What to do: Go through the lines below. Copy those with "SDTVAR".

— Begin —

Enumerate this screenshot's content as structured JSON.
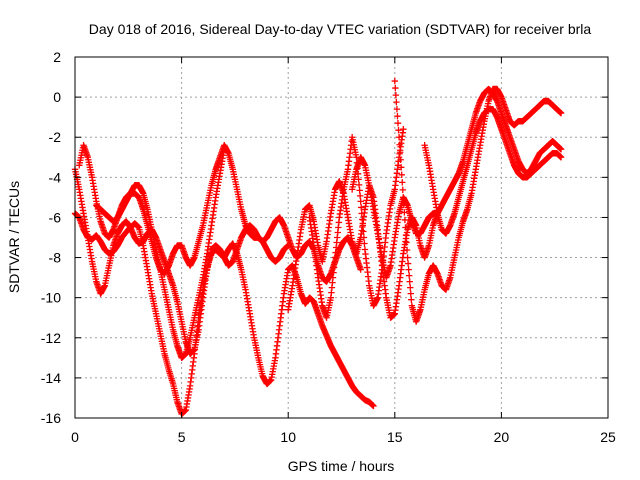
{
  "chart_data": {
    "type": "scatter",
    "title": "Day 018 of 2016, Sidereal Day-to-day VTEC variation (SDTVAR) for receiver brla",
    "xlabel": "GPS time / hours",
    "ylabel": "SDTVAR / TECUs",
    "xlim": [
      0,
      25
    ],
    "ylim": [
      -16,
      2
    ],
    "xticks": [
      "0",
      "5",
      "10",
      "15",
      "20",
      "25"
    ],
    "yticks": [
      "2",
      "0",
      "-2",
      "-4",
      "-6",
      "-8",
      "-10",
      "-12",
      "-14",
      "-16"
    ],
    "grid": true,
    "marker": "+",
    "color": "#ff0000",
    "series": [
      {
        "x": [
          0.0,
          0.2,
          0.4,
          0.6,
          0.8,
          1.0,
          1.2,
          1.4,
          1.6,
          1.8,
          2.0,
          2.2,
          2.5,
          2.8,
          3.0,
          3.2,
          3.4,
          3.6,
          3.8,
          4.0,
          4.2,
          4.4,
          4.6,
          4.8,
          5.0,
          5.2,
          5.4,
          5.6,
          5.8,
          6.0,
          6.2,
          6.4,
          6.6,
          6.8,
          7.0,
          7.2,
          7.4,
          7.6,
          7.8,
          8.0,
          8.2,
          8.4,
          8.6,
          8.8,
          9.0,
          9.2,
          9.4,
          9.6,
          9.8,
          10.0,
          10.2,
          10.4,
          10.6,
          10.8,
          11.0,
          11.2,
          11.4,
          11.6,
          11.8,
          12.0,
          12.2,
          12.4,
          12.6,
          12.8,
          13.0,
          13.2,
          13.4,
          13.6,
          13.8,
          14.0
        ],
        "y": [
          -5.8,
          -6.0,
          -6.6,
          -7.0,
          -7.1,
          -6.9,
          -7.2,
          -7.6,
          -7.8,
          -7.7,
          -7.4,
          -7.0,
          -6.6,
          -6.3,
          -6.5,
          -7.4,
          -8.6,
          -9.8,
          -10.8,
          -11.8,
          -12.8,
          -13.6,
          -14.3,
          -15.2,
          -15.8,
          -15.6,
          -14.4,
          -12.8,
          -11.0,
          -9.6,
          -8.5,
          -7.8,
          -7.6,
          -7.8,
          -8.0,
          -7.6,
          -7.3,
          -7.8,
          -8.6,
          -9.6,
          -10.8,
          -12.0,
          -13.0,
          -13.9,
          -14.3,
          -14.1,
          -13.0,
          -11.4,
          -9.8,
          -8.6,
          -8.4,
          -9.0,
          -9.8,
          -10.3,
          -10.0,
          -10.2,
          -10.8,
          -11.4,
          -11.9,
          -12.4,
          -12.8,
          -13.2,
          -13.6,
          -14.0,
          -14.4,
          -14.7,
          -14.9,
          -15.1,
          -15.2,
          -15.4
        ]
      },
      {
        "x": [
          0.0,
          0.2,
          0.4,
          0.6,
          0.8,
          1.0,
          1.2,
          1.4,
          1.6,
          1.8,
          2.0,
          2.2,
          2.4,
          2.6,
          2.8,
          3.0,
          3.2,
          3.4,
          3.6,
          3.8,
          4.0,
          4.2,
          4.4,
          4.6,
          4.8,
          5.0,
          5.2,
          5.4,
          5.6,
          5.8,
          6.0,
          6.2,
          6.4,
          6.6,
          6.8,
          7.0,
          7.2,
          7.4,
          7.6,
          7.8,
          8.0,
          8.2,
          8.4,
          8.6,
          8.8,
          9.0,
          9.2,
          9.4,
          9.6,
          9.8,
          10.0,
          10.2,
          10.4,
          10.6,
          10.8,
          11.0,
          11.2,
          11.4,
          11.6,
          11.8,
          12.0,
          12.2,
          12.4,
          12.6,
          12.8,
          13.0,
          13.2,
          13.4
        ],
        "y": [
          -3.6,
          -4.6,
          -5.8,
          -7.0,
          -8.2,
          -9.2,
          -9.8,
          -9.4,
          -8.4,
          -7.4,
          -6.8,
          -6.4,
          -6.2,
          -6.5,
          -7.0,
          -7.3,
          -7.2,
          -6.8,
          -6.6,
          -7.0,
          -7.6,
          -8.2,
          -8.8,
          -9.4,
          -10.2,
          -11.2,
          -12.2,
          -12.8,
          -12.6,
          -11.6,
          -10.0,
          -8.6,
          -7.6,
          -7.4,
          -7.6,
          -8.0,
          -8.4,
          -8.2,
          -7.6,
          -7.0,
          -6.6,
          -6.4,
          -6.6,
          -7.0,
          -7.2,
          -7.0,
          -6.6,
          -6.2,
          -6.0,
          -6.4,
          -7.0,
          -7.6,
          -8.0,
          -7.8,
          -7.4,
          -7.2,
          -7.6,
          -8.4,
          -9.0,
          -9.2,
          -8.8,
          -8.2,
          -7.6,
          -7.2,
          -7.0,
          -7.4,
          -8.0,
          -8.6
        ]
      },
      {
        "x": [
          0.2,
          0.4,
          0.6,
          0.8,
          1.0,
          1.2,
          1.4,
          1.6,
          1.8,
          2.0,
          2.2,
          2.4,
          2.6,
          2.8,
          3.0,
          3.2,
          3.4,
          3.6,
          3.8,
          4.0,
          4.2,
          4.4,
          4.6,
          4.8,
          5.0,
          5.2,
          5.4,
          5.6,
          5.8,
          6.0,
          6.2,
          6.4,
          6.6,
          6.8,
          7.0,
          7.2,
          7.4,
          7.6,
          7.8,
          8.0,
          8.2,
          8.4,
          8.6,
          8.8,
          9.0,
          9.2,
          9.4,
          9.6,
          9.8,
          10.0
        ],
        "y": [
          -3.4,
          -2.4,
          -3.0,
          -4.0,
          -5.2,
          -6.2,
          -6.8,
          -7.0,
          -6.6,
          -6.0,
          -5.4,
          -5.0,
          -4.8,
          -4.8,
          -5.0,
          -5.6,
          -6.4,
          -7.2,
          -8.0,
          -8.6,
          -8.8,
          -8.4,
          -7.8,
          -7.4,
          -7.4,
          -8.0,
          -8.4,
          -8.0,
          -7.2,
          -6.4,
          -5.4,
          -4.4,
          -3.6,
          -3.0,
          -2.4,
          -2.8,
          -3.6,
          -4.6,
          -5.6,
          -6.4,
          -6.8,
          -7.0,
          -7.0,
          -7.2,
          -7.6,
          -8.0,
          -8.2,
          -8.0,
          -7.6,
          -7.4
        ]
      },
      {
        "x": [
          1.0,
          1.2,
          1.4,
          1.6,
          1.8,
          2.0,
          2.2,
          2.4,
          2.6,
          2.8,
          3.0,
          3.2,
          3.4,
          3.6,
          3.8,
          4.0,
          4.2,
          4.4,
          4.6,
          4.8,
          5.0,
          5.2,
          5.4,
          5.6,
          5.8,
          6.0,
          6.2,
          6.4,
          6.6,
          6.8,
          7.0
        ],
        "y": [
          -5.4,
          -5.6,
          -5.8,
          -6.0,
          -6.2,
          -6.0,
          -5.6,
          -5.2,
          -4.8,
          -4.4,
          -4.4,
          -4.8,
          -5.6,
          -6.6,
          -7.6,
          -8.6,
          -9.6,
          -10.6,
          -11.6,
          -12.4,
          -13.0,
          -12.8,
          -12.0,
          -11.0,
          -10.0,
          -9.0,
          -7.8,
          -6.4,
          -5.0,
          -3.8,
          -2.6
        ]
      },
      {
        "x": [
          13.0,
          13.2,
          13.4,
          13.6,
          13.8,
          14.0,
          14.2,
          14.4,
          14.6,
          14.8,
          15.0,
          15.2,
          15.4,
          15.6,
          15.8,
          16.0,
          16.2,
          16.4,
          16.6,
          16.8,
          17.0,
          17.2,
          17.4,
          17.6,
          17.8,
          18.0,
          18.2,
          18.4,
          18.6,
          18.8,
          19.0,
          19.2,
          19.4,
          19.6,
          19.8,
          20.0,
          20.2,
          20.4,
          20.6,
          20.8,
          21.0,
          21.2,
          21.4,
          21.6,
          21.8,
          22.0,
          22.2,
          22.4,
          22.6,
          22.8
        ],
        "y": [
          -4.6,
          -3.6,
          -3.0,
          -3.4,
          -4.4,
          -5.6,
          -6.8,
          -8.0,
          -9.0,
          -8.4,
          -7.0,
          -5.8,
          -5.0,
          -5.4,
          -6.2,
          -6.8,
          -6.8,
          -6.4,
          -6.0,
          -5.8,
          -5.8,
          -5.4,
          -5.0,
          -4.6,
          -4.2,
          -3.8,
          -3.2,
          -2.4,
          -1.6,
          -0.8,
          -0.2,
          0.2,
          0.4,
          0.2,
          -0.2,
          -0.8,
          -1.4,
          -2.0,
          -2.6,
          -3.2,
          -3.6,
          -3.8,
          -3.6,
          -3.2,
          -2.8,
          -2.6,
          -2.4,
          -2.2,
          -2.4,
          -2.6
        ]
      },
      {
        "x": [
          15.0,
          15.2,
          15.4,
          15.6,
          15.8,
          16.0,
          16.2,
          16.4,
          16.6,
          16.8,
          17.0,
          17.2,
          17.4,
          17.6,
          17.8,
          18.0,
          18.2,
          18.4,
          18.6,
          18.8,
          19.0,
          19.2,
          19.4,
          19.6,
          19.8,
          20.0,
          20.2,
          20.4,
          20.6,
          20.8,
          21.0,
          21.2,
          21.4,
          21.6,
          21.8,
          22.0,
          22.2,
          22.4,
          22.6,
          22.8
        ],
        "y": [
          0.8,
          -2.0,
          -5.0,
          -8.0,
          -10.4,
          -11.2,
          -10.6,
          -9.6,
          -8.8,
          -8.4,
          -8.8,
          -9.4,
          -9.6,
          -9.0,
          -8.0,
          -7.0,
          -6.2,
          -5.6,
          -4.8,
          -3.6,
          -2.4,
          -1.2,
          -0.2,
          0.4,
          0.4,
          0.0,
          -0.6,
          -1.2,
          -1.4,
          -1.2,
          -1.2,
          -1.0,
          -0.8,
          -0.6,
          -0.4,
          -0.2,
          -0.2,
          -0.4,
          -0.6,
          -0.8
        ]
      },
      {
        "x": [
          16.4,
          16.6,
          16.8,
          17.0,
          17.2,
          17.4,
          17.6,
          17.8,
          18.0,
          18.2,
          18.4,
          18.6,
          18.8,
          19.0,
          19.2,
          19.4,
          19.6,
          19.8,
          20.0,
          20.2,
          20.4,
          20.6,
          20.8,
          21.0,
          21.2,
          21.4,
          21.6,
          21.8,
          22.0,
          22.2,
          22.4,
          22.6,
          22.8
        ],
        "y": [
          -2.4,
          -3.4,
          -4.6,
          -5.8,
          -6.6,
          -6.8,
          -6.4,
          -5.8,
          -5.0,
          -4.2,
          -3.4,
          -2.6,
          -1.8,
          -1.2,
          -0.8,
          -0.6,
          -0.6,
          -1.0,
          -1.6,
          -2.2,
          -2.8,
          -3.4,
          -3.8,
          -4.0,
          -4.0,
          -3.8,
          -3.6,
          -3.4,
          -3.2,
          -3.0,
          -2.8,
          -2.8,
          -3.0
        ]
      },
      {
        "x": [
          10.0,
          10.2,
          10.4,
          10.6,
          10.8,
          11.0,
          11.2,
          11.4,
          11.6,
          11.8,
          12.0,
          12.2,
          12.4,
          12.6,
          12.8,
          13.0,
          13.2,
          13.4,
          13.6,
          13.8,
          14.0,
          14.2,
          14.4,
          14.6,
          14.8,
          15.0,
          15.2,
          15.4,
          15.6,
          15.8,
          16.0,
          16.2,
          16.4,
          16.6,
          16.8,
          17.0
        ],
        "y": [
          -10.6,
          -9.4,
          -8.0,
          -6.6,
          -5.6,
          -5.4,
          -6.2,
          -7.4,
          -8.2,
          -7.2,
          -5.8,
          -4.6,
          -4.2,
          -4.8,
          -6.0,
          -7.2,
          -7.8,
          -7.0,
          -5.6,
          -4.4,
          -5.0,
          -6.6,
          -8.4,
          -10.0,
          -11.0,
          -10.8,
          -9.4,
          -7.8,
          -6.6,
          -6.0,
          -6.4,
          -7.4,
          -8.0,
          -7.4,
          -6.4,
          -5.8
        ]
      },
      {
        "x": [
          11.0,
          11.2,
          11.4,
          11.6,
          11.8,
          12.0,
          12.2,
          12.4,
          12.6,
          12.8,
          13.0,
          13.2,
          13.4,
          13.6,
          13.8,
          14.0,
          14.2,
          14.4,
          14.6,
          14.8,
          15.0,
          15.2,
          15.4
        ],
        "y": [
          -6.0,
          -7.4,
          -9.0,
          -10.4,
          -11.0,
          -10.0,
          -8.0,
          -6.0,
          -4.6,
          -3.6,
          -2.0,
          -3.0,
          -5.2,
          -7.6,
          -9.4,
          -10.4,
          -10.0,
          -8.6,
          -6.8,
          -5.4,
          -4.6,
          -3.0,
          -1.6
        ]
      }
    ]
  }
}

— End —

Written answer:
    "title": "Day 018 of 2016, Sidereal Day-to-day VTEC variation (SDTVAR) for receiver brla",
    "ylabel": "SDTVAR / TECUs",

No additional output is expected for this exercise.